[SUPPLIED ENTRIES start]

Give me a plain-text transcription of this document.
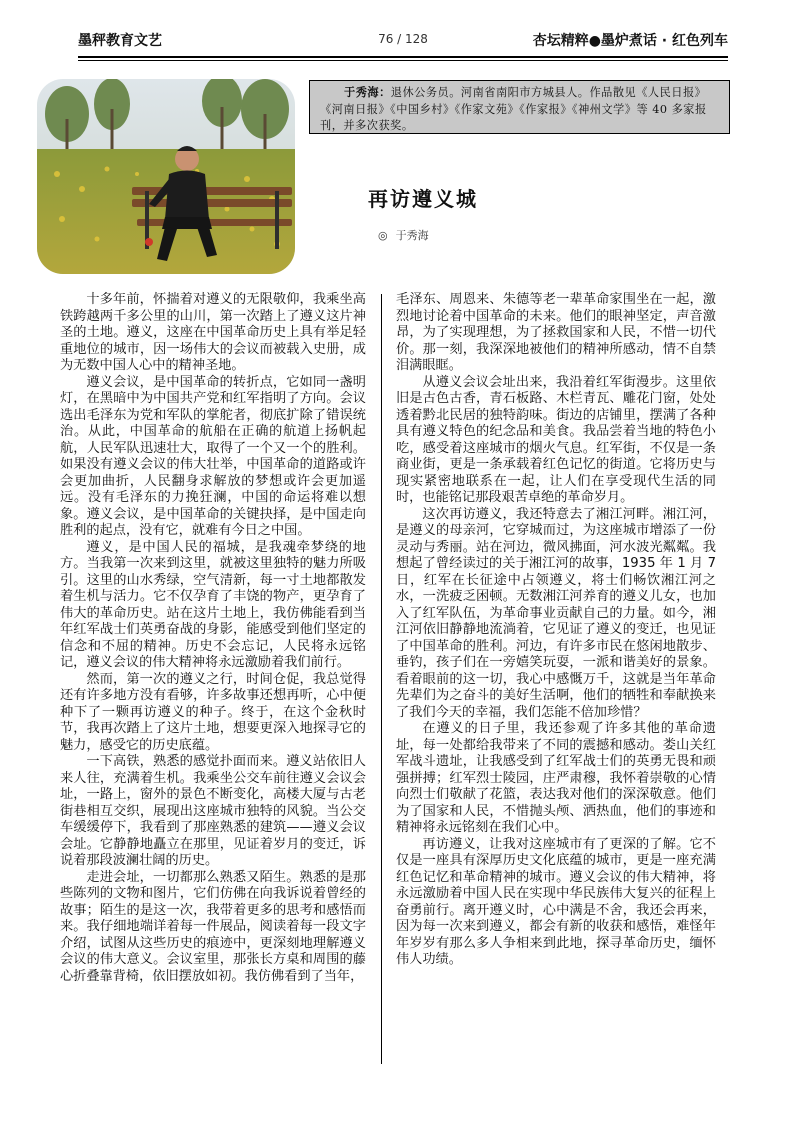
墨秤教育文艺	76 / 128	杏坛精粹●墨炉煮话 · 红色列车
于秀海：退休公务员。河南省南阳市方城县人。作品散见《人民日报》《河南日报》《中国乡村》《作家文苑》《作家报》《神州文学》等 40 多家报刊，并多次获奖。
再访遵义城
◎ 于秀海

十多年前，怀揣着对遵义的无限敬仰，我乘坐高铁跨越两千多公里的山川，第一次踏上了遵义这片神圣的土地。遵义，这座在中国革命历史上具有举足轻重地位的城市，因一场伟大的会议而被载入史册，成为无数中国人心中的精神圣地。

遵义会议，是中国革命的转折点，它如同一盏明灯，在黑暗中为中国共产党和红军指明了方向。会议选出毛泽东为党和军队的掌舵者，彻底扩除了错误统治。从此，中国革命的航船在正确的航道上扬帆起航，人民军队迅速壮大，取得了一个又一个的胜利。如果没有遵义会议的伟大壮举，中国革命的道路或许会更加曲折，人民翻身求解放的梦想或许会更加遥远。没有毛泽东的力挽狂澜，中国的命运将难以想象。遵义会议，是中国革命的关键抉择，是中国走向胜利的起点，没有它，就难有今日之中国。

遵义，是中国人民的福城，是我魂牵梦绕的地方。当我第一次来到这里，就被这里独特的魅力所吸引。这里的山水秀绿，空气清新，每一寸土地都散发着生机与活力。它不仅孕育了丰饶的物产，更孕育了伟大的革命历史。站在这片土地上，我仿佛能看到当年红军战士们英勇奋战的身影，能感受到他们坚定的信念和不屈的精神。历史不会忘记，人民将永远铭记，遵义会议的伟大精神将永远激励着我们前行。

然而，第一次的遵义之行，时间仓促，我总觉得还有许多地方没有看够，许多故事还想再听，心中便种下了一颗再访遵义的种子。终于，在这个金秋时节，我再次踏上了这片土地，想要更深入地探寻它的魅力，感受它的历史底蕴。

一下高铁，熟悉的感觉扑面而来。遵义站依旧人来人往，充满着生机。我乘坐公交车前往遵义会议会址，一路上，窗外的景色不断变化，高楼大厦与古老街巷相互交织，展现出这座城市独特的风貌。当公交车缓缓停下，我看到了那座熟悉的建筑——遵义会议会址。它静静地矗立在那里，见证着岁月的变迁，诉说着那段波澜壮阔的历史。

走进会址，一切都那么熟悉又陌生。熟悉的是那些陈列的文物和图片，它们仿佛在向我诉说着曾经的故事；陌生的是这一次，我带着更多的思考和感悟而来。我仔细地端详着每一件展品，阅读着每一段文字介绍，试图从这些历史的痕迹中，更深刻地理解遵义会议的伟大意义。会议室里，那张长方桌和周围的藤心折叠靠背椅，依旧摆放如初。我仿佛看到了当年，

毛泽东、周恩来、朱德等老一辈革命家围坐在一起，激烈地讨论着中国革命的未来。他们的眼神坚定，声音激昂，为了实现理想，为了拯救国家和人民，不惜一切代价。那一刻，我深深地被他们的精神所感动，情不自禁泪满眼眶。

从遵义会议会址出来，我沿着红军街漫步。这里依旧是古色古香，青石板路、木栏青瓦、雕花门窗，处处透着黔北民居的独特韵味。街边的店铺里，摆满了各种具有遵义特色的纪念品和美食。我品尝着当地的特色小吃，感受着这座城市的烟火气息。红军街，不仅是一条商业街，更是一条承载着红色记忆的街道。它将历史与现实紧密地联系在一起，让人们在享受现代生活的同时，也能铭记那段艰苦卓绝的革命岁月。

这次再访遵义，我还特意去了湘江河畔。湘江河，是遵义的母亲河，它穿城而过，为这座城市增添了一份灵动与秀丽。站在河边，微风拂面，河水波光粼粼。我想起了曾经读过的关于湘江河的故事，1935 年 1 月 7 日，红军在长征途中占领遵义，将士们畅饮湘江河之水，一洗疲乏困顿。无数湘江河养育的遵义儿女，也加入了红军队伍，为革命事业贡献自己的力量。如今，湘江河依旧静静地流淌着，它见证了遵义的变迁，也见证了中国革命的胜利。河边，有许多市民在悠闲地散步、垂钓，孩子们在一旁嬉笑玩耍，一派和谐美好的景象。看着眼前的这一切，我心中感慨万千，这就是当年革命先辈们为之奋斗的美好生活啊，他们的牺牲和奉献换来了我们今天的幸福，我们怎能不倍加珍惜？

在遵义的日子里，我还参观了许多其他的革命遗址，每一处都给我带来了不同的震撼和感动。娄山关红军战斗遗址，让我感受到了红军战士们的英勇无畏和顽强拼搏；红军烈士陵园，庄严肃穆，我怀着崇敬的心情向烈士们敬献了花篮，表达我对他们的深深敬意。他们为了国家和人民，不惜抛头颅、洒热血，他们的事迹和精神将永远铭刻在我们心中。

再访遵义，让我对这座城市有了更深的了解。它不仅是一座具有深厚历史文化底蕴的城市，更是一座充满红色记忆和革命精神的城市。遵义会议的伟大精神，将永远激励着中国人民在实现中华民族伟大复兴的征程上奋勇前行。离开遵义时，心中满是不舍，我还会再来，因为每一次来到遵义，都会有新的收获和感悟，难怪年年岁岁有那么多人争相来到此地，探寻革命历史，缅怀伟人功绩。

[SUPPLIED ENTRIES end]

*SET PROBLEM*.
Give all the lines above again, character for character, without pictures.

*EXERCISE RESPONSE*.
Give me a plain-text transcription of this document.
墨秤教育文艺	76 / 128	杏坛精粹●墨炉煮话 · 红色列车
于秀海：退休公务员。河南省南阳市方城县人。作品散见《人民日报》《河南日报》《中国乡村》《作家文苑》《作家报》《神州文学》等 40 多家报刊，并多次获奖。
再访遵义城
◎ 于秀海

十多年前，怀揣着对遵义的无限敬仰，我乘坐高铁跨越两千多公里的山川，第一次踏上了遵义这片神圣的土地。遵义，这座在中国革命历史上具有举足轻重地位的城市，因一场伟大的会议而被载入史册，成为无数中国人心中的精神圣地。

遵义会议，是中国革命的转折点，它如同一盏明灯，在黑暗中为中国共产党和红军指明了方向。会议选出毛泽东为党和军队的掌舵者，彻底扩除了错误统治。从此，中国革命的航船在正确的航道上扬帆起航，人民军队迅速壮大，取得了一个又一个的胜利。如果没有遵义会议的伟大壮举，中国革命的道路或许会更加曲折，人民翻身求解放的梦想或许会更加遥远。没有毛泽东的力挽狂澜，中国的命运将难以想象。遵义会议，是中国革命的关键抉择，是中国走向胜利的起点，没有它，就难有今日之中国。

遵义，是中国人民的福城，是我魂牵梦绕的地方。当我第一次来到这里，就被这里独特的魅力所吸引。这里的山水秀绿，空气清新，每一寸土地都散发着生机与活力。它不仅孕育了丰饶的物产，更孕育了伟大的革命历史。站在这片土地上，我仿佛能看到当年红军战士们英勇奋战的身影，能感受到他们坚定的信念和不屈的精神。历史不会忘记，人民将永远铭记，遵义会议的伟大精神将永远激励着我们前行。

然而，第一次的遵义之行，时间仓促，我总觉得还有许多地方没有看够，许多故事还想再听，心中便种下了一颗再访遵义的种子。终于，在这个金秋时节，我再次踏上了这片土地，想要更深入地探寻它的魅力，感受它的历史底蕴。

一下高铁，熟悉的感觉扑面而来。遵义站依旧人来人往，充满着生机。我乘坐公交车前往遵义会议会址，一路上，窗外的景色不断变化，高楼大厦与古老街巷相互交织，展现出这座城市独特的风貌。当公交车缓缓停下，我看到了那座熟悉的建筑——遵义会议会址。它静静地矗立在那里，见证着岁月的变迁，诉说着那段波澜壮阔的历史。

走进会址，一切都那么熟悉又陌生。熟悉的是那些陈列的文物和图片，它们仿佛在向我诉说着曾经的故事；陌生的是这一次，我带着更多的思考和感悟而来。我仔细地端详着每一件展品，阅读着每一段文字介绍，试图从这些历史的痕迹中，更深刻地理解遵义会议的伟大意义。会议室里，那张长方桌和周围的藤心折叠靠背椅，依旧摆放如初。我仿佛看到了当年，

毛泽东、周恩来、朱德等老一辈革命家围坐在一起，激烈地讨论着中国革命的未来。他们的眼神坚定，声音激昂，为了实现理想，为了拯救国家和人民，不惜一切代价。那一刻，我深深地被他们的精神所感动，情不自禁泪满眼眶。

从遵义会议会址出来，我沿着红军街漫步。这里依旧是古色古香，青石板路、木栏青瓦、雕花门窗，处处透着黔北民居的独特韵味。街边的店铺里，摆满了各种具有遵义特色的纪念品和美食。我品尝着当地的特色小吃，感受着这座城市的烟火气息。红军街，不仅是一条商业街，更是一条承载着红色记忆的街道。它将历史与现实紧密地联系在一起，让人们在享受现代生活的同时，也能铭记那段艰苦卓绝的革命岁月。

这次再访遵义，我还特意去了湘江河畔。湘江河，是遵义的母亲河，它穿城而过，为这座城市增添了一份灵动与秀丽。站在河边，微风拂面，河水波光粼粼。我想起了曾经读过的关于湘江河的故事，1935 年 1 月 7 日，红军在长征途中占领遵义，将士们畅饮湘江河之水，一洗疲乏困顿。无数湘江河养育的遵义儿女，也加入了红军队伍，为革命事业贡献自己的力量。如今，湘江河依旧静静地流淌着，它见证了遵义的变迁，也见证了中国革命的胜利。河边，有许多市民在悠闲地散步、垂钓，孩子们在一旁嬉笑玩耍，一派和谐美好的景象。看着眼前的这一切，我心中感慨万千，这就是当年革命先辈们为之奋斗的美好生活啊，他们的牺牲和奉献换来了我们今天的幸福，我们怎能不倍加珍惜？

在遵义的日子里，我还参观了许多其他的革命遗址，每一处都给我带来了不同的震撼和感动。娄山关红军战斗遗址，让我感受到了红军战士们的英勇无畏和顽强拼搏；红军烈士陵园，庄严肃穆，我怀着崇敬的心情向烈士们敬献了花篮，表达我对他们的深深敬意。他们为了国家和人民，不惜抛头颅、洒热血，他们的事迹和精神将永远铭刻在我们心中。

再访遵义，让我对这座城市有了更深的了解。它不仅是一座具有深厚历史文化底蕴的城市，更是一座充满红色记忆和革命精神的城市。遵义会议的伟大精神，将永远激励着中国人民在实现中华民族伟大复兴的征程上奋勇前行。离开遵义时，心中满是不舍，我还会再来，因为每一次来到遵义，都会有新的收获和感悟，难怪年年岁岁有那么多人争相来到此地，探寻革命历史，缅怀伟人功绩。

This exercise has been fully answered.